## Work required
Take the entries below and reproduce them word for word.

## Rows
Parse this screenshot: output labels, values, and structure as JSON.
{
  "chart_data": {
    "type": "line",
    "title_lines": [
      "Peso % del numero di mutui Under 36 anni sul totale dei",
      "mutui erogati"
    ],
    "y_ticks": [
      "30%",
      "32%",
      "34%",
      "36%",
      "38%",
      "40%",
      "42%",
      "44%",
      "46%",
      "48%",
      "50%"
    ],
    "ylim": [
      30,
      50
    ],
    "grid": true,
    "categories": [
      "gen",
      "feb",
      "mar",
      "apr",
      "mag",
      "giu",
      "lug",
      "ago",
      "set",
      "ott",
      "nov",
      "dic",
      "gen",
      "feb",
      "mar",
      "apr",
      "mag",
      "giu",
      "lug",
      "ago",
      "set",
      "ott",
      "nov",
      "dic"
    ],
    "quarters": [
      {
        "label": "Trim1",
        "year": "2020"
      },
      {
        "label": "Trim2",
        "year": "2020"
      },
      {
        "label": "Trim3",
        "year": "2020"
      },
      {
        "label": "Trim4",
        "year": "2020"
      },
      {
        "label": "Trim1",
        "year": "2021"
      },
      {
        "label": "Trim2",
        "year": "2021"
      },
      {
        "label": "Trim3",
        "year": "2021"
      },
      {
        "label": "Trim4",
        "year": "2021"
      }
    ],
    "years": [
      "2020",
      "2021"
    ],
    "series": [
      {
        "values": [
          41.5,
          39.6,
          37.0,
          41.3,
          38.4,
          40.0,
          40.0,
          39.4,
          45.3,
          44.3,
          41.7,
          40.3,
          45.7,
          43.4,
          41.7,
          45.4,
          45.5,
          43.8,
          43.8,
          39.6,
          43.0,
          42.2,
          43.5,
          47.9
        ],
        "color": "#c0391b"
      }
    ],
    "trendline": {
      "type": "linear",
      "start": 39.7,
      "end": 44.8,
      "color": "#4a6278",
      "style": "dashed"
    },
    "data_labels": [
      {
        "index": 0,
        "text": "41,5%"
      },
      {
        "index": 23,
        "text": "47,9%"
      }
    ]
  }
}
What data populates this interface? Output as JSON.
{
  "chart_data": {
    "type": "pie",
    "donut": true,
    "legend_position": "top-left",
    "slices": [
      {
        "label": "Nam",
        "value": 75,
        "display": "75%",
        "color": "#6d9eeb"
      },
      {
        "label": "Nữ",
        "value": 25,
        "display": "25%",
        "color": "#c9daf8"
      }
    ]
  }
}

## Output of the task
Parse this screenshot: output labels, values, and structure as JSON.
{
  "chart_data": {
    "type": "line",
    "title_lines": [
      "Peso % del numero di mutui Under 36 anni sul totale dei",
      "mutui erogati"
    ],
    "y_ticks": [
      "30%",
      "32%",
      "34%",
      "36%",
      "38%",
      "40%",
      "42%",
      "44%",
      "46%",
      "48%",
      "50%"
    ],
    "ylim": [
      30,
      50
    ],
    "grid": true,
    "categories": [
      "gen",
      "feb",
      "mar",
      "apr",
      "mag",
      "giu",
      "lug",
      "ago",
      "set",
      "ott",
      "nov",
      "dic",
      "gen",
      "feb",
      "mar",
      "apr",
      "mag",
      "giu",
      "lug",
      "ago",
      "set",
      "ott",
      "nov",
      "dic"
    ],
    "quarters": [
      {
        "label": "Trim1",
        "year": "2020"
      },
      {
        "label": "Trim2",
        "year": "2020"
      },
      {
        "label": "Trim3",
        "year": "2020"
      },
      {
        "label": "Trim4",
        "year": "2020"
      },
      {
        "label": "Trim1",
        "year": "2021"
      },
      {
        "label": "Trim2",
        "year": "2021"
      },
      {
        "label": "Trim3",
        "year": "2021"
      },
      {
        "label": "Trim4",
        "year": "2021"
      }
    ],
    "years": [
      "2020",
      "2021"
    ],
    "series": [
      {
        "values": [
          41.5,
          39.6,
          37.0,
          41.3,
          38.4,
          40.0,
          40.0,
          39.4,
          45.3,
          44.3,
          41.7,
          40.3,
          45.7,
          43.4,
          41.7,
          45.4,
          45.5,
          43.8,
          43.8,
          39.6,
          43.0,
          42.2,
          43.5,
          47.9
        ],
        "color": "#c0391b"
      }
    ],
    "trendline": {
      "type": "linear",
      "start": 39.7,
      "end": 44.8,
      "color": "#4a6278",
      "style": "dashed"
    },
    "data_labels": [
      {
        "index": 0,
        "text": "41,5%"
      },
      {
        "index": 23,
        "text": "47,9%"
      }
    ]
  }
}
What data populates this interface? Output as JSON.
{
  "chart_data": {
    "type": "pie",
    "donut": true,
    "legend_position": "top-left",
    "slices": [
      {
        "label": "Nam",
        "value": 75,
        "display": "75%",
        "color": "#6d9eeb"
      },
      {
        "label": "Nữ",
        "value": 25,
        "display": "25%",
        "color": "#c9daf8"
      }
    ]
  }
}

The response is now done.